» Provided records

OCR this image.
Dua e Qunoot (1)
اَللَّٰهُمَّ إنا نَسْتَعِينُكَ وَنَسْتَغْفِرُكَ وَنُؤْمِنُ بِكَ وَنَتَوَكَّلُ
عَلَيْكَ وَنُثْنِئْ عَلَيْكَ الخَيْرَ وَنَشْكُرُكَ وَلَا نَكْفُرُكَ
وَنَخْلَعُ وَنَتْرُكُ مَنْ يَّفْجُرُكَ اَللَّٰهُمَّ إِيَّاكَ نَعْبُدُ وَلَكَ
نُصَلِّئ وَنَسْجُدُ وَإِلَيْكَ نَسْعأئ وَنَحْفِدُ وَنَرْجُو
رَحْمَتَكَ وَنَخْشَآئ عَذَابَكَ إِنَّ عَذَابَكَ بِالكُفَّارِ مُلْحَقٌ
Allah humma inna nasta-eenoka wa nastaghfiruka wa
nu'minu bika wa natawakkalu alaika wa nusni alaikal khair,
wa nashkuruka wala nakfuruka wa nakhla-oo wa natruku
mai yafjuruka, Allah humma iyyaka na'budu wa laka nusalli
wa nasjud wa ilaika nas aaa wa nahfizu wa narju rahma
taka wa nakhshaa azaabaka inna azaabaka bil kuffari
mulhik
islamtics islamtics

» The problem
Write down all the entries again without a single difference.

» The result
OCR this image.
Dua e Qunoot (1)
اَللَّٰهُمَّ إنا نَسْتَعِينُكَ وَنَسْتَغْفِرُكَ وَنُؤْمِنُ بِكَ وَنَتَوَكَّلُ
عَلَيْكَ وَنُثْنِئْ عَلَيْكَ الخَيْرَ وَنَشْكُرُكَ وَلَا نَكْفُرُكَ
وَنَخْلَعُ وَنَتْرُكُ مَنْ يَّفْجُرُكَ اَللَّٰهُمَّ إِيَّاكَ نَعْبُدُ وَلَكَ
نُصَلِّئ وَنَسْجُدُ وَإِلَيْكَ نَسْعأئ وَنَحْفِدُ وَنَرْجُو
رَحْمَتَكَ وَنَخْشَآئ عَذَابَكَ إِنَّ عَذَابَكَ بِالكُفَّارِ مُلْحَقٌ
Allah humma inna nasta-eenoka wa nastaghfiruka wa
nu'minu bika wa natawakkalu alaika wa nusni alaikal khair,
wa nashkuruka wala nakfuruka wa nakhla-oo wa natruku
mai yafjuruka, Allah humma iyyaka na'budu wa laka nusalli
wa nasjud wa ilaika nas aaa wa nahfizu wa narju rahma
taka wa nakhshaa azaabaka inna azaabaka bil kuffari
mulhik
islamtics islamtics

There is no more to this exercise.